• WHAT YOU ARE ASKED TO DO:
Find each line with the string "ಹನಗಳನ" and copy it.

--- START MATERIAL SHOWN ---

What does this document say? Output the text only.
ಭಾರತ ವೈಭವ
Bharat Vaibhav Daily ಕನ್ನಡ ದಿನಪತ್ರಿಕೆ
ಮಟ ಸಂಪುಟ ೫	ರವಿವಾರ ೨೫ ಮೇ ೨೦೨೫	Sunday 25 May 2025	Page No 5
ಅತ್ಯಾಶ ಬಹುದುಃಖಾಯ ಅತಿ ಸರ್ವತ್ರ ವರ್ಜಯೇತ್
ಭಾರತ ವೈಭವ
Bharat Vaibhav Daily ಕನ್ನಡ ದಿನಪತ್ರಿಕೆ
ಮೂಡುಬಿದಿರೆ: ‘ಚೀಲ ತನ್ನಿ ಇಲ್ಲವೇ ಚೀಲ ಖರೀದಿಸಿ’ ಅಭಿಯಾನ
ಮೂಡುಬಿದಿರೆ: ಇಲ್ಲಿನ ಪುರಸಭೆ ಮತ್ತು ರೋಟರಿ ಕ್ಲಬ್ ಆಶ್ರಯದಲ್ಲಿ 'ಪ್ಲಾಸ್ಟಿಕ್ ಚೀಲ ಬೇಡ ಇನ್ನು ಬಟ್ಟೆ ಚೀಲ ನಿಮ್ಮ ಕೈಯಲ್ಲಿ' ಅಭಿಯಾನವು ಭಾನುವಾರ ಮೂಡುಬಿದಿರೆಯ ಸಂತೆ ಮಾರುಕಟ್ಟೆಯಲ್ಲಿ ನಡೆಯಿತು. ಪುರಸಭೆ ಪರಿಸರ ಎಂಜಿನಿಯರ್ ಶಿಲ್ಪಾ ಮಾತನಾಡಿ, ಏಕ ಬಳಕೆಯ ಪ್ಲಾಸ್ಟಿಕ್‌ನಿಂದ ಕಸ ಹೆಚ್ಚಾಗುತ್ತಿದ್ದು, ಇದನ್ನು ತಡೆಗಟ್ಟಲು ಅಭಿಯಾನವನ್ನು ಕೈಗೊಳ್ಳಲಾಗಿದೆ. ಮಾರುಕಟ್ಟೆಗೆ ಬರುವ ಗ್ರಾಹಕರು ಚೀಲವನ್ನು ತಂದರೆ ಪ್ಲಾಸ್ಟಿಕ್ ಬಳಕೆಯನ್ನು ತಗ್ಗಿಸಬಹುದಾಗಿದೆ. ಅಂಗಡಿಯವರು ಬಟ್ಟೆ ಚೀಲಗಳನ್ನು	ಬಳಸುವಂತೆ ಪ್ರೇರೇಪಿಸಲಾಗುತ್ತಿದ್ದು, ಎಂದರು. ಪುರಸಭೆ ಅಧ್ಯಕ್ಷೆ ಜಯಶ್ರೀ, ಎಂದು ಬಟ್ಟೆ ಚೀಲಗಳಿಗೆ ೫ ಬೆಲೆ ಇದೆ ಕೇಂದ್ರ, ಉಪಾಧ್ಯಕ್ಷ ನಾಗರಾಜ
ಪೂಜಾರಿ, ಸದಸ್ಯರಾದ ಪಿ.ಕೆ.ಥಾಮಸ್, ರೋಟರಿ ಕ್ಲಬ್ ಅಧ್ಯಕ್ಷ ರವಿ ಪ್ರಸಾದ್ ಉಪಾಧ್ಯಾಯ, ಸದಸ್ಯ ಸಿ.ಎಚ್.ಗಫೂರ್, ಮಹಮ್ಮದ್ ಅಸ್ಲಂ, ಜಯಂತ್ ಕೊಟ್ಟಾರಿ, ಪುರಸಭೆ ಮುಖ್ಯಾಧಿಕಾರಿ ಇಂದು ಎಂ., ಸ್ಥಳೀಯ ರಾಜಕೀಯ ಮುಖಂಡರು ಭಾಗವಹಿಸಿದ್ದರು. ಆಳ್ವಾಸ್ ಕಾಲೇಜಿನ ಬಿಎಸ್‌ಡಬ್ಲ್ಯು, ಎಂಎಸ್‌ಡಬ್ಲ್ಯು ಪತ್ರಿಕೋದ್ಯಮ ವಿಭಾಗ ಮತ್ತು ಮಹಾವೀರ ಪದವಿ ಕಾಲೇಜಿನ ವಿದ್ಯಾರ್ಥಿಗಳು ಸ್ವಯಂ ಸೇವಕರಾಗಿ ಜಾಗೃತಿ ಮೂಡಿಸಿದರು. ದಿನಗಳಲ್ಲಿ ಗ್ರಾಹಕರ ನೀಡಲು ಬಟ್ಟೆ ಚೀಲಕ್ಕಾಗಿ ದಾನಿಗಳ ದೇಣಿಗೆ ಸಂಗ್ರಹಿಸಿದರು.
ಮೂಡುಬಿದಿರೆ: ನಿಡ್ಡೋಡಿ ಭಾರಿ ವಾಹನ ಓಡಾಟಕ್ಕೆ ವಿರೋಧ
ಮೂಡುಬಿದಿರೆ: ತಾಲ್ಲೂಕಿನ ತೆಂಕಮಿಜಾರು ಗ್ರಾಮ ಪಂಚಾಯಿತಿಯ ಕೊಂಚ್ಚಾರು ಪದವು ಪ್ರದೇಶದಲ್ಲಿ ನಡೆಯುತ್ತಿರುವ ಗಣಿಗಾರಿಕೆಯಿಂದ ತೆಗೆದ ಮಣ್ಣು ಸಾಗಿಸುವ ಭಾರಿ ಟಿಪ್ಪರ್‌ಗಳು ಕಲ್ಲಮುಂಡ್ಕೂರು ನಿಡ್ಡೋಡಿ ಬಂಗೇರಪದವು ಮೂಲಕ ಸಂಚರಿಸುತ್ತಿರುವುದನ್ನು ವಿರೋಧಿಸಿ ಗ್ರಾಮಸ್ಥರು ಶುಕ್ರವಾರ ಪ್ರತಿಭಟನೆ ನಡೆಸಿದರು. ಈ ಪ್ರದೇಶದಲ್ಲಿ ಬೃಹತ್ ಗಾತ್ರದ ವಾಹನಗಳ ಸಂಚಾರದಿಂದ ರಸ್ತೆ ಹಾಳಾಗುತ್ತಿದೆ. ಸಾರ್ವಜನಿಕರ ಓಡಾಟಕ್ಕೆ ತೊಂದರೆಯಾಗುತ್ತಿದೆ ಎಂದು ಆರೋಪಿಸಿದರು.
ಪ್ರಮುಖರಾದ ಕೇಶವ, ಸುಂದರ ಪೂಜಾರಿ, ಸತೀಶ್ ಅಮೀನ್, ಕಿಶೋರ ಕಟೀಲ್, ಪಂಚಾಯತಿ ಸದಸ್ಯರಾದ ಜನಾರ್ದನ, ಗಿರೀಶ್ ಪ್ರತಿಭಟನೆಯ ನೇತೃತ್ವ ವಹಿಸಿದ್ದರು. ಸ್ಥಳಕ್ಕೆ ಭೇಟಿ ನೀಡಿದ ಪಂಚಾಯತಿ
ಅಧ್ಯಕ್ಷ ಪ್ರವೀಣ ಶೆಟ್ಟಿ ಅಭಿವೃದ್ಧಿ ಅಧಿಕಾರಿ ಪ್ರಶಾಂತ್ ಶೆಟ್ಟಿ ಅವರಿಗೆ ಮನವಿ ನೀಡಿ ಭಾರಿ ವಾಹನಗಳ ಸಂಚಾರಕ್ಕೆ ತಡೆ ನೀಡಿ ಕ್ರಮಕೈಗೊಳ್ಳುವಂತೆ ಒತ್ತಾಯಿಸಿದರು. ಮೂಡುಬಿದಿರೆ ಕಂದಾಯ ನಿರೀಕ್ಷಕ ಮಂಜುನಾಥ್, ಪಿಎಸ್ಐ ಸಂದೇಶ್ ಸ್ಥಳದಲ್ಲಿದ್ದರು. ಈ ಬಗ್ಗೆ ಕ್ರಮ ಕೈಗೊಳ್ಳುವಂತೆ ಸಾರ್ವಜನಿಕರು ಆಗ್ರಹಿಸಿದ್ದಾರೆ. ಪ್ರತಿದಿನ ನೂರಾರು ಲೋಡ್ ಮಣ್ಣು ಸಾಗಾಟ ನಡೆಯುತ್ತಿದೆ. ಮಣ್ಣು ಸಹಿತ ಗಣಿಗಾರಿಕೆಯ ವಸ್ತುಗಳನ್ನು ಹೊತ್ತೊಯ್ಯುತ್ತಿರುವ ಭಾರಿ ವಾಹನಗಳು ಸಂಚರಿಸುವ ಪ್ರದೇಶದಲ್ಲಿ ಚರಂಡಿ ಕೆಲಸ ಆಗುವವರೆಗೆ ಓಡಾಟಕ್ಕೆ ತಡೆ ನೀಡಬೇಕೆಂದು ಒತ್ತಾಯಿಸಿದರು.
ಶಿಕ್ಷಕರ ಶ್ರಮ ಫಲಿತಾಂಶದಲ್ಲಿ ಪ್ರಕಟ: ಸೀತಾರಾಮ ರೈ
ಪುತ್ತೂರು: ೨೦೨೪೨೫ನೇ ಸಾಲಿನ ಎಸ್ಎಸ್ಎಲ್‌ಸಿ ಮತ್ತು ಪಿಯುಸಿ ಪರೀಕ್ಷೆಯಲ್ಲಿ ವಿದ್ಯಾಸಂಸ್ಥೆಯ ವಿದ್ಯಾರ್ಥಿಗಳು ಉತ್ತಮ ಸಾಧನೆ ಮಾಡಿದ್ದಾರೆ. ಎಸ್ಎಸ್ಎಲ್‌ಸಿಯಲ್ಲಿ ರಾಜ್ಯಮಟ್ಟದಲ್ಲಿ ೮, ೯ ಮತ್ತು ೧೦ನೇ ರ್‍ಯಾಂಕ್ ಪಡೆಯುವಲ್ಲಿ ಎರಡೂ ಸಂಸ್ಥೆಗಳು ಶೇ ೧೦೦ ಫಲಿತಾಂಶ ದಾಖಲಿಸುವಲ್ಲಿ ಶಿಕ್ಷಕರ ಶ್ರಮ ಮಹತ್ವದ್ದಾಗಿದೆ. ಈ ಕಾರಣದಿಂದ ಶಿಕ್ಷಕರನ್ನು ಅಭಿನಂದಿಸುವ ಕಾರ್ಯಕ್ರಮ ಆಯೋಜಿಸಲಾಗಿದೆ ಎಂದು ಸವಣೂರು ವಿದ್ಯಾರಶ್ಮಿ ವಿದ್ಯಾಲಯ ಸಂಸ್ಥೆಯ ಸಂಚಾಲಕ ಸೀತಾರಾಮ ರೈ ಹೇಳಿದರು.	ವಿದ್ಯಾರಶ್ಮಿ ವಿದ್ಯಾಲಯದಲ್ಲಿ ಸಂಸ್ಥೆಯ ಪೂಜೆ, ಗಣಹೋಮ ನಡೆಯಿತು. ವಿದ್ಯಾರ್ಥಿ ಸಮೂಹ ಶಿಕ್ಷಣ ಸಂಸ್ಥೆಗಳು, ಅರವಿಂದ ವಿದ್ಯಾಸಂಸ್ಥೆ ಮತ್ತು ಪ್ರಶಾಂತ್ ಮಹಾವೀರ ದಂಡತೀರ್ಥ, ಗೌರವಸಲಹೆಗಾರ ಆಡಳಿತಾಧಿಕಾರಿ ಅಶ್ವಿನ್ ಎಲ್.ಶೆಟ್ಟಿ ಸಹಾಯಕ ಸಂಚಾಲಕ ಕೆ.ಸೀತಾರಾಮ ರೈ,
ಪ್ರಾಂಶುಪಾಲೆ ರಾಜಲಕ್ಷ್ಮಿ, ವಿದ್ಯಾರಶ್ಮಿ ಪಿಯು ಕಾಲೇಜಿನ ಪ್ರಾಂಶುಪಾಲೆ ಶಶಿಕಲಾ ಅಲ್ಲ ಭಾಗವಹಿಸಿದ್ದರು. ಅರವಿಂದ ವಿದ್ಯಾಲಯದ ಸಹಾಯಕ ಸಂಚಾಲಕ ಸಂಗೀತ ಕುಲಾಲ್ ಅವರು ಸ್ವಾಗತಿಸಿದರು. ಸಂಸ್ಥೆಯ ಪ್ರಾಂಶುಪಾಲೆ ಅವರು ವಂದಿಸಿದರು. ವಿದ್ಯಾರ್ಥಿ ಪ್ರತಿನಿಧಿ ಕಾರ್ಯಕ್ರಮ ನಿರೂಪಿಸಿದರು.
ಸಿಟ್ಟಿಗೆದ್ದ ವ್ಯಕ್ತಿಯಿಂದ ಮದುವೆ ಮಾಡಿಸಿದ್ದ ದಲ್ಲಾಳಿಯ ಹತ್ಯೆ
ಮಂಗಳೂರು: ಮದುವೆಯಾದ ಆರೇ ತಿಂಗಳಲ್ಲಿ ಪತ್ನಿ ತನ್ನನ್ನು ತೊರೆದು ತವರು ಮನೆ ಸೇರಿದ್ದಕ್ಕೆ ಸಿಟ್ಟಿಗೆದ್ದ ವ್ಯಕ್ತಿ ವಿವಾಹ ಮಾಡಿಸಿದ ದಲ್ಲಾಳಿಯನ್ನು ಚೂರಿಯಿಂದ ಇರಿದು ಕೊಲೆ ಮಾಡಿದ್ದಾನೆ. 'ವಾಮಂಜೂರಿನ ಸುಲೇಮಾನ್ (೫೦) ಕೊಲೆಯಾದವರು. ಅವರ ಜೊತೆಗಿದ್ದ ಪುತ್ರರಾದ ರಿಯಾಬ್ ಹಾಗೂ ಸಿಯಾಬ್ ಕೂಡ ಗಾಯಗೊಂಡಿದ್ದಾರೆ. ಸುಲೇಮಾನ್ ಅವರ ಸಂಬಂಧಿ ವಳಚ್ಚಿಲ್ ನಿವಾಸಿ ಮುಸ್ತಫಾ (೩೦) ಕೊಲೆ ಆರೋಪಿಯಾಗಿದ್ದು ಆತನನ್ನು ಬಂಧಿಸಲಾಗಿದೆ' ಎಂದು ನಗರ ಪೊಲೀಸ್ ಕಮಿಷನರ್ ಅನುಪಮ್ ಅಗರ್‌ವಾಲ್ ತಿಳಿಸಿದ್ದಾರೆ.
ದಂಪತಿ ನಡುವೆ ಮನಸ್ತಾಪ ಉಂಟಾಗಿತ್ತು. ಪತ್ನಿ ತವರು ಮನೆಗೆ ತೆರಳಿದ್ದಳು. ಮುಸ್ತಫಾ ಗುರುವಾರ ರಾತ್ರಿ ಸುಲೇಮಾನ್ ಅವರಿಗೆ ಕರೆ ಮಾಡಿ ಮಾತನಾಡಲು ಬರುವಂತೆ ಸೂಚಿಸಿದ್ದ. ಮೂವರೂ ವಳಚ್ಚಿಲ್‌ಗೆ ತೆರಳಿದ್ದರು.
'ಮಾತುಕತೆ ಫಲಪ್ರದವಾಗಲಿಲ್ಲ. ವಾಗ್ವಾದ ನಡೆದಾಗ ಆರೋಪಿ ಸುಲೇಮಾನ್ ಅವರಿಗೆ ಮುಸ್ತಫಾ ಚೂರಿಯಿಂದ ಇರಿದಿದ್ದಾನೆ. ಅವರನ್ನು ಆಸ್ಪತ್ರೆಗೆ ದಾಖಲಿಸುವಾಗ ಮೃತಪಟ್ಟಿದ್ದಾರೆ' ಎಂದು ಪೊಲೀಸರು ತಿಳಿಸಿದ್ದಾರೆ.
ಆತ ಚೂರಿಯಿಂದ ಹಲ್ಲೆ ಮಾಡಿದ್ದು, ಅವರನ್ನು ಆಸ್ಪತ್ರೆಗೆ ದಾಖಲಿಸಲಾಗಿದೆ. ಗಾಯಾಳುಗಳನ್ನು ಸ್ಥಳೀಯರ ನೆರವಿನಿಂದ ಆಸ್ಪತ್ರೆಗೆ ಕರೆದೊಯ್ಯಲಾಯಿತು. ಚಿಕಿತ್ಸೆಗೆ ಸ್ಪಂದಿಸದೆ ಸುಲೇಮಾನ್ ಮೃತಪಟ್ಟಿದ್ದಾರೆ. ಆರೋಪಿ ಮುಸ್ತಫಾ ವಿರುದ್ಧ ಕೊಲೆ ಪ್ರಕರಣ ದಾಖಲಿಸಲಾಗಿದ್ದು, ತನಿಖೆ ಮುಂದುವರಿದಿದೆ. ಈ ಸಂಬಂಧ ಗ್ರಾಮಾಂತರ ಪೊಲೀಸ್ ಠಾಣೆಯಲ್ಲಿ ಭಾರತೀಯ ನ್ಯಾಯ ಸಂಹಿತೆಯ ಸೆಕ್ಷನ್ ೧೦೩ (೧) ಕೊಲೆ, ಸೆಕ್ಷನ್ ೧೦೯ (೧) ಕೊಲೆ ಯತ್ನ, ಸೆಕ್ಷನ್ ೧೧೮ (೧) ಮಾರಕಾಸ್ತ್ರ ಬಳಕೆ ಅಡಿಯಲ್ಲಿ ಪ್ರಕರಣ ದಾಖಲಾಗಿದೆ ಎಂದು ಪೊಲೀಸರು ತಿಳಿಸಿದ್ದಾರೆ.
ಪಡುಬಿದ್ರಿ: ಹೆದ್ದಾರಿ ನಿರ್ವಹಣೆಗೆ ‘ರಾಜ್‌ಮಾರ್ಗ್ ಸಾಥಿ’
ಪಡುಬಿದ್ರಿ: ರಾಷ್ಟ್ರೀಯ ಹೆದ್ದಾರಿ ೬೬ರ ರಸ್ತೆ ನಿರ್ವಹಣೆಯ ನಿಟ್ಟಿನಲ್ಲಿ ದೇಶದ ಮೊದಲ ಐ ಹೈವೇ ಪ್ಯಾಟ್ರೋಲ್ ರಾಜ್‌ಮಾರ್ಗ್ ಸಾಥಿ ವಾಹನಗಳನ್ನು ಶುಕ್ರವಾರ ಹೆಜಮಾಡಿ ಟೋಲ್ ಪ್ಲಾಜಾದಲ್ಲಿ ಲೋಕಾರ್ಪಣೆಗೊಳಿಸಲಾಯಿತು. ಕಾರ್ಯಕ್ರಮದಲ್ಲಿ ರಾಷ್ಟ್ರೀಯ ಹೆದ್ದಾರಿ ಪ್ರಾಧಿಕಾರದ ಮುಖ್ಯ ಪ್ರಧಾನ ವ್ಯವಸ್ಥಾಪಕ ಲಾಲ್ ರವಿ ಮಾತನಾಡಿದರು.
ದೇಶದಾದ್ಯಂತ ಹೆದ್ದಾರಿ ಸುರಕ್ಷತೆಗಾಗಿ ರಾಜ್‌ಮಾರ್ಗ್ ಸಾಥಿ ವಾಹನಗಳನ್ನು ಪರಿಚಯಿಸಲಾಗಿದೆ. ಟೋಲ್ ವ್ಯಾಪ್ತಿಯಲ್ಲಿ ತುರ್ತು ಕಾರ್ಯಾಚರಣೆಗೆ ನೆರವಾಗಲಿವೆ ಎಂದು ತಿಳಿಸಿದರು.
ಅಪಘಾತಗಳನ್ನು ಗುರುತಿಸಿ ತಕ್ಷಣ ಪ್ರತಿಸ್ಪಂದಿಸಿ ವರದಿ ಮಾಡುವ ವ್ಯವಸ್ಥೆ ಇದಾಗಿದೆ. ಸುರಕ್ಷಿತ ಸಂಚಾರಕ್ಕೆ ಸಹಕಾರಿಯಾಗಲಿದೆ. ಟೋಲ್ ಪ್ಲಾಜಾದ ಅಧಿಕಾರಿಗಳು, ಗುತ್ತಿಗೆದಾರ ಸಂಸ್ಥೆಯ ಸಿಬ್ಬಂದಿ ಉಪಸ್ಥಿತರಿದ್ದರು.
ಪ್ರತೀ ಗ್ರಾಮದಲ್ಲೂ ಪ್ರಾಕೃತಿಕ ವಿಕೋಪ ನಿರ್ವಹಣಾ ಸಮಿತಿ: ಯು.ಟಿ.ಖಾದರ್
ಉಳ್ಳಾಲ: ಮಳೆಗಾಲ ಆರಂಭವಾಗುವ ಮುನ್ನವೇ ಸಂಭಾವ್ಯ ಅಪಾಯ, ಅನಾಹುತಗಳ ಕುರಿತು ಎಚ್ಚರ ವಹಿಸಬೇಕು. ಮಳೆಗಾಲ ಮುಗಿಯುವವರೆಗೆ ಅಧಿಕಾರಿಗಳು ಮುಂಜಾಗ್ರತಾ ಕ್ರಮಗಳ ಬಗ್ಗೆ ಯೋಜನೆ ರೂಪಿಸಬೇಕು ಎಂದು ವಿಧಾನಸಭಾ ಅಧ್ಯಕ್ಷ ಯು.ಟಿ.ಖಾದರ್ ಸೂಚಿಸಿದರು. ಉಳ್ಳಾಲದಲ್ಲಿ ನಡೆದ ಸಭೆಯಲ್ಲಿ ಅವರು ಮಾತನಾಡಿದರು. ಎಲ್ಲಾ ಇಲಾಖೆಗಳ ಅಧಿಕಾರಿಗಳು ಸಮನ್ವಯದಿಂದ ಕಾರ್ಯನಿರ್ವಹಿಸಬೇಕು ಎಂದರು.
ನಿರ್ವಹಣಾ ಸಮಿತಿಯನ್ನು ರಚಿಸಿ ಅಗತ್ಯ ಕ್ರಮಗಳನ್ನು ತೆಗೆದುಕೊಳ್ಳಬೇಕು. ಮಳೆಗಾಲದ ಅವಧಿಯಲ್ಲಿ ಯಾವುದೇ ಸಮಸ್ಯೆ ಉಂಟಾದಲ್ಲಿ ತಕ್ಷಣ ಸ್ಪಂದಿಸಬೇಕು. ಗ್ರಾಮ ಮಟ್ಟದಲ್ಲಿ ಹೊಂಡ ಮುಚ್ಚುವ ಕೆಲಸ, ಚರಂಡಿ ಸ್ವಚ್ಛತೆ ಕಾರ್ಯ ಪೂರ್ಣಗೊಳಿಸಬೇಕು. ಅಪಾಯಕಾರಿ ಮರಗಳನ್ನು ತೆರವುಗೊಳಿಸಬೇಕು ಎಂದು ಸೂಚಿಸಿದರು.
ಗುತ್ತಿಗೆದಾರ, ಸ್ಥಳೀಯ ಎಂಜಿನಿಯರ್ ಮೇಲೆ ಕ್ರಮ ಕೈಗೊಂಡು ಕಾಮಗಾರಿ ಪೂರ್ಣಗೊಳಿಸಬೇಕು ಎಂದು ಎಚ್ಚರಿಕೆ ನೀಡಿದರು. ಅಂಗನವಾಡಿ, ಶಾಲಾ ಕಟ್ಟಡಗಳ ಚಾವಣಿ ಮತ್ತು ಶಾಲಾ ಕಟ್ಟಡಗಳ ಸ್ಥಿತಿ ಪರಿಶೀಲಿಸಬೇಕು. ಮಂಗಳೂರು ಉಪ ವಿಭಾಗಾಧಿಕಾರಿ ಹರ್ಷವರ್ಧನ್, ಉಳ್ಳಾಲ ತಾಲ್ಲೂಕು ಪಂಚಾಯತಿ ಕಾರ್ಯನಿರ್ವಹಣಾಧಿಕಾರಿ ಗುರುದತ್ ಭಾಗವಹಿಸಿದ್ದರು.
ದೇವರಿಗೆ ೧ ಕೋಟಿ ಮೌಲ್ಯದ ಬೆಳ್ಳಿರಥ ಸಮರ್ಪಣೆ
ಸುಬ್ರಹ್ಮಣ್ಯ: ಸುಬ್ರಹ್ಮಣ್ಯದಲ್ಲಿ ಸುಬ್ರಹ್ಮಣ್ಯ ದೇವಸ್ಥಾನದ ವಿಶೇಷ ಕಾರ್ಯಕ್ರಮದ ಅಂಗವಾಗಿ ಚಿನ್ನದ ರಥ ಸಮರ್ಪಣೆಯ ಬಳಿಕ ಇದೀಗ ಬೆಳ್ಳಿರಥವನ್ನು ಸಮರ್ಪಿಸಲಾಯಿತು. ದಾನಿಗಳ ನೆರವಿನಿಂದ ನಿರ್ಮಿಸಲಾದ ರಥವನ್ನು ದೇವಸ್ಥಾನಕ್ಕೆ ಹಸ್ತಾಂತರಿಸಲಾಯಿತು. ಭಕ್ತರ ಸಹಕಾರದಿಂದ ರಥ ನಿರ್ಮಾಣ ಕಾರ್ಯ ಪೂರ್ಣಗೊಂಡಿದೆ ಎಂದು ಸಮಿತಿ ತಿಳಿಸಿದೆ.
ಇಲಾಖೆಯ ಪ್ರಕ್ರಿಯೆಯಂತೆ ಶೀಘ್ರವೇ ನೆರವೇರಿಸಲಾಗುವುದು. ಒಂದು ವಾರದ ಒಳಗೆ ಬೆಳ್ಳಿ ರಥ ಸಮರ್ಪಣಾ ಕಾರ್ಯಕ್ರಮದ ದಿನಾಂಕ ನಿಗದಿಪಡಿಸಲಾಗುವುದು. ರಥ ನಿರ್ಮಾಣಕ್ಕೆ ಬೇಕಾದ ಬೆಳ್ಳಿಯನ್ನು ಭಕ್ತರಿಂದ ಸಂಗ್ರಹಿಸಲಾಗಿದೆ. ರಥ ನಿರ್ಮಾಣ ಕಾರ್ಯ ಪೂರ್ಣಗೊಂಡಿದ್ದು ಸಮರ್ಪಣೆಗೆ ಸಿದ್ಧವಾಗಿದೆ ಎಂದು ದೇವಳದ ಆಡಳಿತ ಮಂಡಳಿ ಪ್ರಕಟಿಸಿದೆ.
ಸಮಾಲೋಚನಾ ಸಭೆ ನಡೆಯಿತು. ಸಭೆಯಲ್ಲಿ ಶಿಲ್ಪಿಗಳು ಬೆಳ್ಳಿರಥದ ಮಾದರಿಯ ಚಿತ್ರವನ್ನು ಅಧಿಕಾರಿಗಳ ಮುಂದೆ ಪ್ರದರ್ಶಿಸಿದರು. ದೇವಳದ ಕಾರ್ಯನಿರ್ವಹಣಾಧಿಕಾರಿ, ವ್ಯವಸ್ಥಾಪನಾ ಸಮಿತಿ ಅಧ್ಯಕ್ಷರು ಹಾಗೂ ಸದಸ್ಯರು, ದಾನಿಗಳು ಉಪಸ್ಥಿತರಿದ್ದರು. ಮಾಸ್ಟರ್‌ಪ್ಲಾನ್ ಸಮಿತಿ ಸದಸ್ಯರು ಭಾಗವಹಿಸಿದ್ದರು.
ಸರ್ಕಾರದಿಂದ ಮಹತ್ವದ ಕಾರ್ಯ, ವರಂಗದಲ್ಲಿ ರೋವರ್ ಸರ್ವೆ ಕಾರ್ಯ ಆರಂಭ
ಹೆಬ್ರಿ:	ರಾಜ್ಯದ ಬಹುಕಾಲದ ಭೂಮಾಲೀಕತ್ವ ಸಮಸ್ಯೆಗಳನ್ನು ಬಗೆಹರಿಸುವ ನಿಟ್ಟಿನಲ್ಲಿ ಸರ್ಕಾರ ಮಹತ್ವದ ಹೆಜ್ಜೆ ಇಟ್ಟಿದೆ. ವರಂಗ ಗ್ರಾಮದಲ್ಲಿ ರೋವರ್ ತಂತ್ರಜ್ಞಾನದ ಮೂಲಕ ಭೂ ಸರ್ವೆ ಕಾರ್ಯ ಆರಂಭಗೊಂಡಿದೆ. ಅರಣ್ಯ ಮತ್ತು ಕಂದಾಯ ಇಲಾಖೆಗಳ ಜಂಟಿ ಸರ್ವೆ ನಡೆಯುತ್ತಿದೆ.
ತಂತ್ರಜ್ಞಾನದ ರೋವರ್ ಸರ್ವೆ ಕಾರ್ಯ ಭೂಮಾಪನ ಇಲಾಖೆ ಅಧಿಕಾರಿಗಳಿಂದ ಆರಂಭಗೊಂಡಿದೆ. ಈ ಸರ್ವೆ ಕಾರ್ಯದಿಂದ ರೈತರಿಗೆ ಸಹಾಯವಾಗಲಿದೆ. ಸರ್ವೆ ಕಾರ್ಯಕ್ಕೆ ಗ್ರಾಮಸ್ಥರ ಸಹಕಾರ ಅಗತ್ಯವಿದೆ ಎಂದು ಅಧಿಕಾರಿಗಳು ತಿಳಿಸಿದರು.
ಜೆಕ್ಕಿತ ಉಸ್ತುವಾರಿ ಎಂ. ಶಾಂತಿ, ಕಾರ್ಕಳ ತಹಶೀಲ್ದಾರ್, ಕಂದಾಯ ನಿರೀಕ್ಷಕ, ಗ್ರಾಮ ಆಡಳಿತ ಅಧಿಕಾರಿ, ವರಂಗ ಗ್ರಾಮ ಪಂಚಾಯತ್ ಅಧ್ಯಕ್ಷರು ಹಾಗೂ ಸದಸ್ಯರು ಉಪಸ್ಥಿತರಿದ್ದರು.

--- END MATERIAL SHOWN ---

• TASK SOLUTION:
ಪಡುಬಿದ್ರಿ: ರಾಷ್ಟ್ರೀಯ ಹೆದ್ದಾರಿ ೬೬ರ ರಸ್ತೆ ನಿರ್ವಹಣೆಯ ನಿಟ್ಟಿನಲ್ಲಿ ದೇಶದ ಮೊದಲ ಐ ಹೈವೇ ಪ್ಯಾಟ್ರೋಲ್ ರಾಜ್‌ಮಾರ್ಗ್ ಸಾಥಿ ವಾಹನಗಳನ್ನು ಶುಕ್ರವಾರ ಹೆಜಮಾಡಿ ಟೋಲ್ ಪ್ಲಾಜಾದಲ್ಲಿ ಲೋಕಾರ್ಪಣೆಗೊಳಿಸಲಾಯಿತು. ಕಾರ್ಯಕ್ರಮದಲ್ಲಿ ರಾಷ್ಟ್ರೀಯ ಹೆದ್ದಾರಿ ಪ್ರಾಧಿಕಾರದ ಮುಖ್ಯ ಪ್ರಧಾನ ವ್ಯವಸ್ಥಾಪಕ ಲಾಲ್ ರವಿ ಮಾತನಾಡಿದರು.
ದೇಶದಾದ್ಯಂತ ಹೆದ್ದಾರಿ ಸುರಕ್ಷತೆಗಾಗಿ ರಾಜ್‌ಮಾರ್ಗ್ ಸಾಥಿ ವಾಹನಗಳನ್ನು ಪರಿಚಯಿಸಲಾಗಿದೆ. ಟೋಲ್ ವ್ಯಾಪ್ತಿಯಲ್ಲಿ ತುರ್ತು ಕಾರ್ಯಾಚರಣೆಗೆ ನೆರವಾಗಲಿವೆ ಎಂದು ತಿಳಿಸಿದರು.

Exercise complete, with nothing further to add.